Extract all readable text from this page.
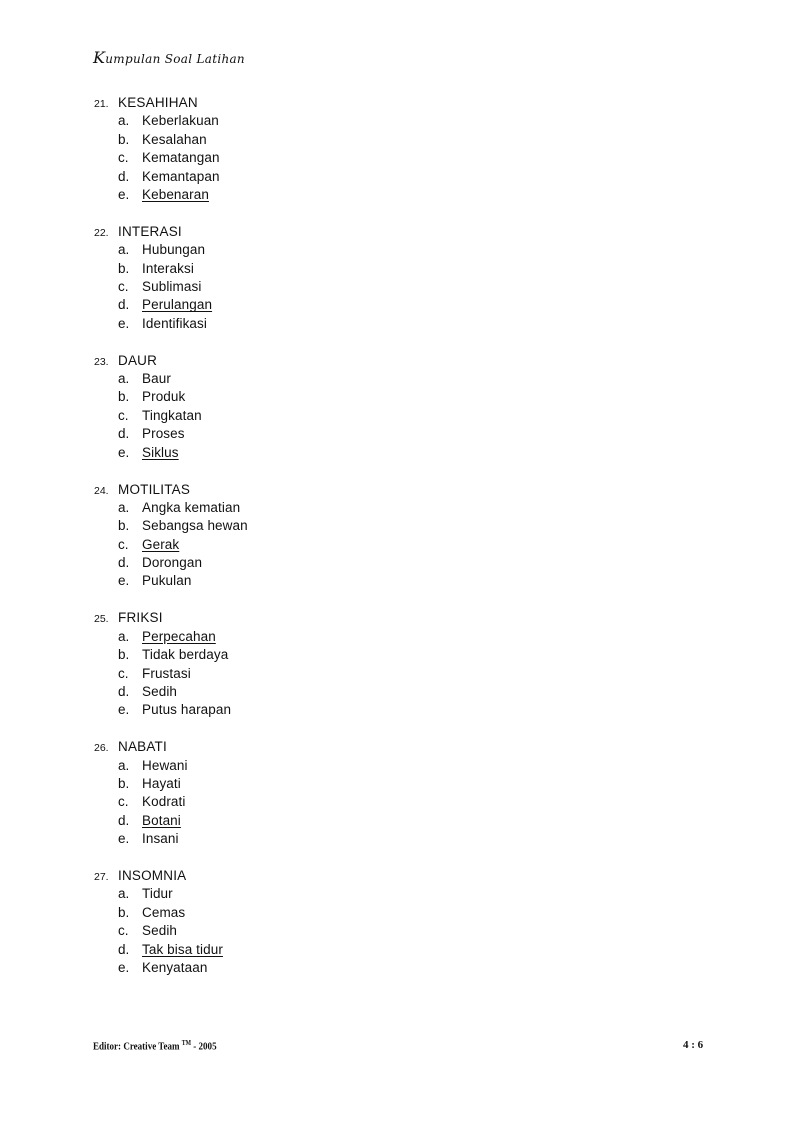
Kumpulan Soal Latihan
21. KESAHIHAN
a. Keberlakuan
b. Kesalahan
c. Kematangan
d. Kemantapan
e. Kebenaran
22. INTERASI
a. Hubungan
b. Interaksi
c. Sublimasi
d. Perulangan
e. Identifikasi
23. DAUR
a. Baur
b. Produk
c. Tingkatan
d. Proses
e. Siklus
24. MOTILITAS
a. Angka kematian
b. Sebangsa hewan
c. Gerak
d. Dorongan
e. Pukulan
25. FRIKSI
a. Perpecahan
b. Tidak berdaya
c. Frustasi
d. Sedih
e. Putus harapan
26. NABATI
a. Hewani
b. Hayati
c. Kodrati
d. Botani
e. Insani
27. INSOMNIA
a. Tidur
b. Cemas
c. Sedih
d. Tak bisa tidur
e. Kenyataan
Editor: Creative Team ™ - 2005	4 : 6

TASK GOAL:
The records above must be echoed exactly, minus their pictures.

RESPONSE TO THE TASK:
Extract all readable text from this page.
Kumpulan Soal Latihan
21. KESAHIHAN
a. Keberlakuan
b. Kesalahan
c. Kematangan
d. Kemantapan
e. Kebenaran
22. INTERASI
a. Hubungan
b. Interaksi
c. Sublimasi
d. Perulangan
e. Identifikasi
23. DAUR
a. Baur
b. Produk
c. Tingkatan
d. Proses
e. Siklus
24. MOTILITAS
a. Angka kematian
b. Sebangsa hewan
c. Gerak
d. Dorongan
e. Pukulan
25. FRIKSI
a. Perpecahan
b. Tidak berdaya
c. Frustasi
d. Sedih
e. Putus harapan
26. NABATI
a. Hewani
b. Hayati
c. Kodrati
d. Botani
e. Insani
27. INSOMNIA
a. Tidur
b. Cemas
c. Sedih
d. Tak bisa tidur
e. Kenyataan
Editor: Creative Team ™ - 2005	4 : 6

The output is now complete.